** begin Supplied data **

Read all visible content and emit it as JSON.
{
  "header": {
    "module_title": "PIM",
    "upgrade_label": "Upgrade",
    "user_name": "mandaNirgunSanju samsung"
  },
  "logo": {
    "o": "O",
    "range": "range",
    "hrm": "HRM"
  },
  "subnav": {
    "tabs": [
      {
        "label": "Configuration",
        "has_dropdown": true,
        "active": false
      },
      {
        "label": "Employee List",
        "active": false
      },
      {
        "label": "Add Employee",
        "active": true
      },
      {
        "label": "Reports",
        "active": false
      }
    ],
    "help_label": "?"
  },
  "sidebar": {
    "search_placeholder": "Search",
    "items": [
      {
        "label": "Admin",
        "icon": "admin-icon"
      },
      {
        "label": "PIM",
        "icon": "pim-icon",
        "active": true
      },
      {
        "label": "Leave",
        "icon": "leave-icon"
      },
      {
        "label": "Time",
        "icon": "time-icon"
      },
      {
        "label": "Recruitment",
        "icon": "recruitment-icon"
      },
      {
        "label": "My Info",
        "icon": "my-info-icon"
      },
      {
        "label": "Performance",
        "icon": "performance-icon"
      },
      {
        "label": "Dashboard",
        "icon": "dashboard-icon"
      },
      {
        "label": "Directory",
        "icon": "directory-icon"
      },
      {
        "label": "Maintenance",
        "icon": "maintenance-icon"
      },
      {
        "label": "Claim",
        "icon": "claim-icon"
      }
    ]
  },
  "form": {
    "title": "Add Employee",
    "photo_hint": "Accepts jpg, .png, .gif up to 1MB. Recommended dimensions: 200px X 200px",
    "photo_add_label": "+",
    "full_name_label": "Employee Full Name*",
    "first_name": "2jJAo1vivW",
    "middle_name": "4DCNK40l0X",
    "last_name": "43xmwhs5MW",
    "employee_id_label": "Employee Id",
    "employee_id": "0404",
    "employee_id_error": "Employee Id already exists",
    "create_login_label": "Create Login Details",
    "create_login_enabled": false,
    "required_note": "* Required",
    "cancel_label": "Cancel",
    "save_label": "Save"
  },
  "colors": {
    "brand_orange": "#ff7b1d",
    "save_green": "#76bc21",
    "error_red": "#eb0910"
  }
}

** end Supplied data **
** begin Supplied data **

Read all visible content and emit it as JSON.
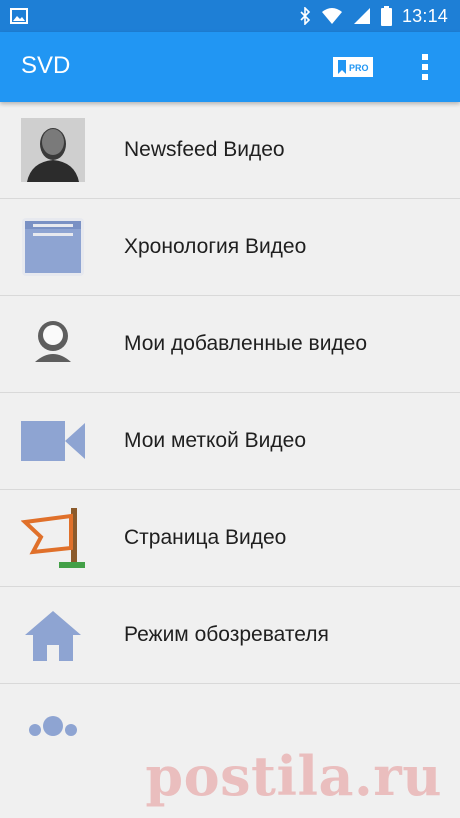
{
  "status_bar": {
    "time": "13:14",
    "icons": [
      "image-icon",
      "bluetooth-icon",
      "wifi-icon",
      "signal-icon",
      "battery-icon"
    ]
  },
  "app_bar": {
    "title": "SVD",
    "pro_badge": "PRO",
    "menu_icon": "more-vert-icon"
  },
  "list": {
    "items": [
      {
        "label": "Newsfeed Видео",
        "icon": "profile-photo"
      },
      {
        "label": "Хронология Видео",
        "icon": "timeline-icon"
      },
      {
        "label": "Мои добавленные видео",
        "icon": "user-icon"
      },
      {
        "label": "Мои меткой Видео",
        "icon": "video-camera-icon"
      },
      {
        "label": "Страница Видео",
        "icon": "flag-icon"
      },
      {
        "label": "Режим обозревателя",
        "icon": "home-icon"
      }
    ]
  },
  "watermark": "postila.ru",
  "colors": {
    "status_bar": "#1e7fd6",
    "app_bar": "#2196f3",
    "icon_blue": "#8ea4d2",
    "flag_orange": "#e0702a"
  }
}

** end Supplied data **
** begin Supplied data **

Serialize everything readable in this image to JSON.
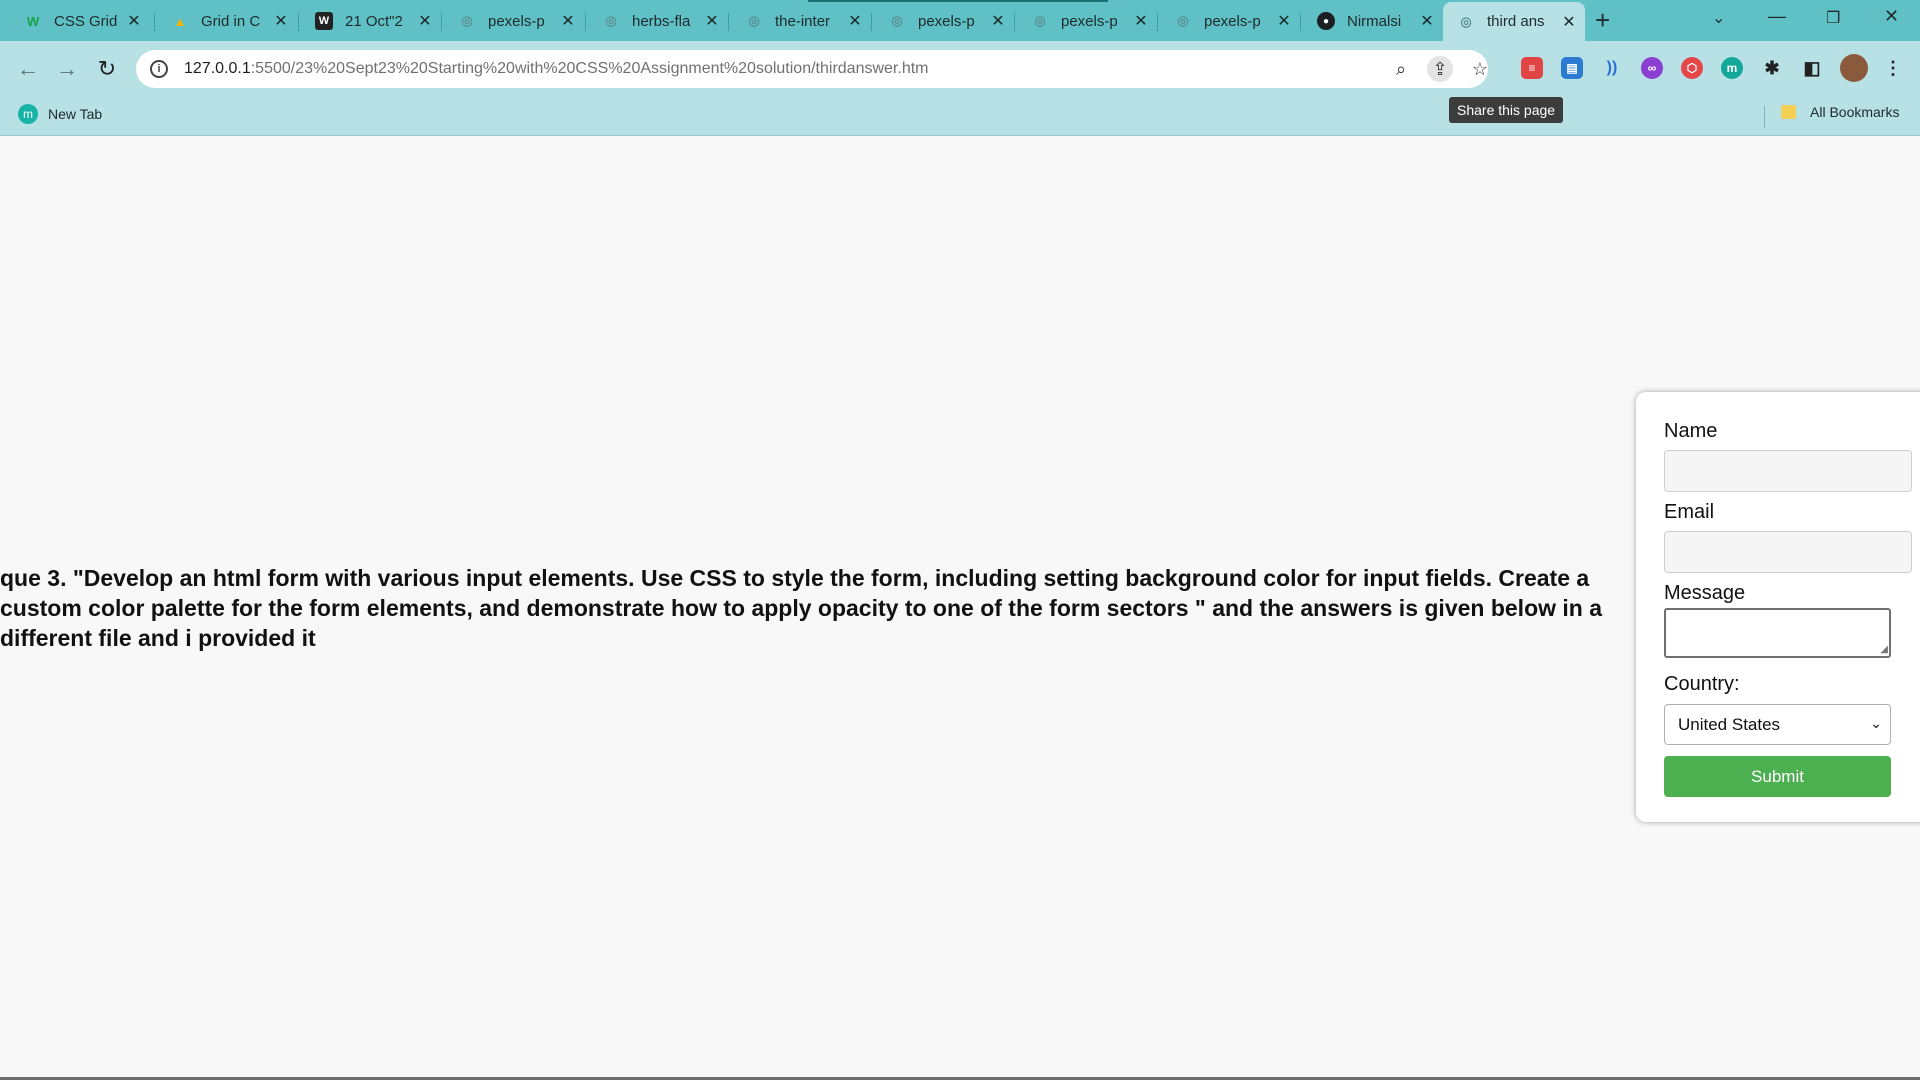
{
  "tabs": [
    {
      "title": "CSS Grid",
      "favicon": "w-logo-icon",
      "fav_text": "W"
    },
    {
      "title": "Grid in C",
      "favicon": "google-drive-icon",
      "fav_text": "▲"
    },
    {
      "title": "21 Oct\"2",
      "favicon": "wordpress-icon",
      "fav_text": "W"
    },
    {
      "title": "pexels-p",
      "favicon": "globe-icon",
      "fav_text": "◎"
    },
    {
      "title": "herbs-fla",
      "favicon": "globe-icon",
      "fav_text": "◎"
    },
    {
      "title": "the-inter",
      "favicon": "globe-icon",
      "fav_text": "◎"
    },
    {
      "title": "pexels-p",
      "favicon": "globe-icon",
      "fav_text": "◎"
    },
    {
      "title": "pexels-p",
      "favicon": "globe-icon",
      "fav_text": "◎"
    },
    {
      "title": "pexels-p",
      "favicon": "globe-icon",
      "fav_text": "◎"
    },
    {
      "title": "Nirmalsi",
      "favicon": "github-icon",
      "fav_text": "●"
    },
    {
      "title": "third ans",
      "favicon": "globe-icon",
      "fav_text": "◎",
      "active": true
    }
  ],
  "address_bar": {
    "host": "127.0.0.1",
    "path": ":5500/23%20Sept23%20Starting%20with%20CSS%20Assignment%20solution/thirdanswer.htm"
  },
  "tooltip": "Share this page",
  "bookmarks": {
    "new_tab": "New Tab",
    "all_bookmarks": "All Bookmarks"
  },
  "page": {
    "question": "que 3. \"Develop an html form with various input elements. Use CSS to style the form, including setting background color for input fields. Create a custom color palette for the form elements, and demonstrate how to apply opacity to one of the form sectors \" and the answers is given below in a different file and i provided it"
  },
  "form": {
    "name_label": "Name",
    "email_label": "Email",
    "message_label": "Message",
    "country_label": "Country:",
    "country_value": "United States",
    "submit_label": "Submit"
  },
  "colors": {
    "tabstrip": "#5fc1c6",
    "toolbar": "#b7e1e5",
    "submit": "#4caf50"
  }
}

** end Supplied data **

__To be done__. Identify each line of the material where the word "image" shows up, and copy it.

__Response__.
      "image-icon",
Serialize everything readable in this image to JSON.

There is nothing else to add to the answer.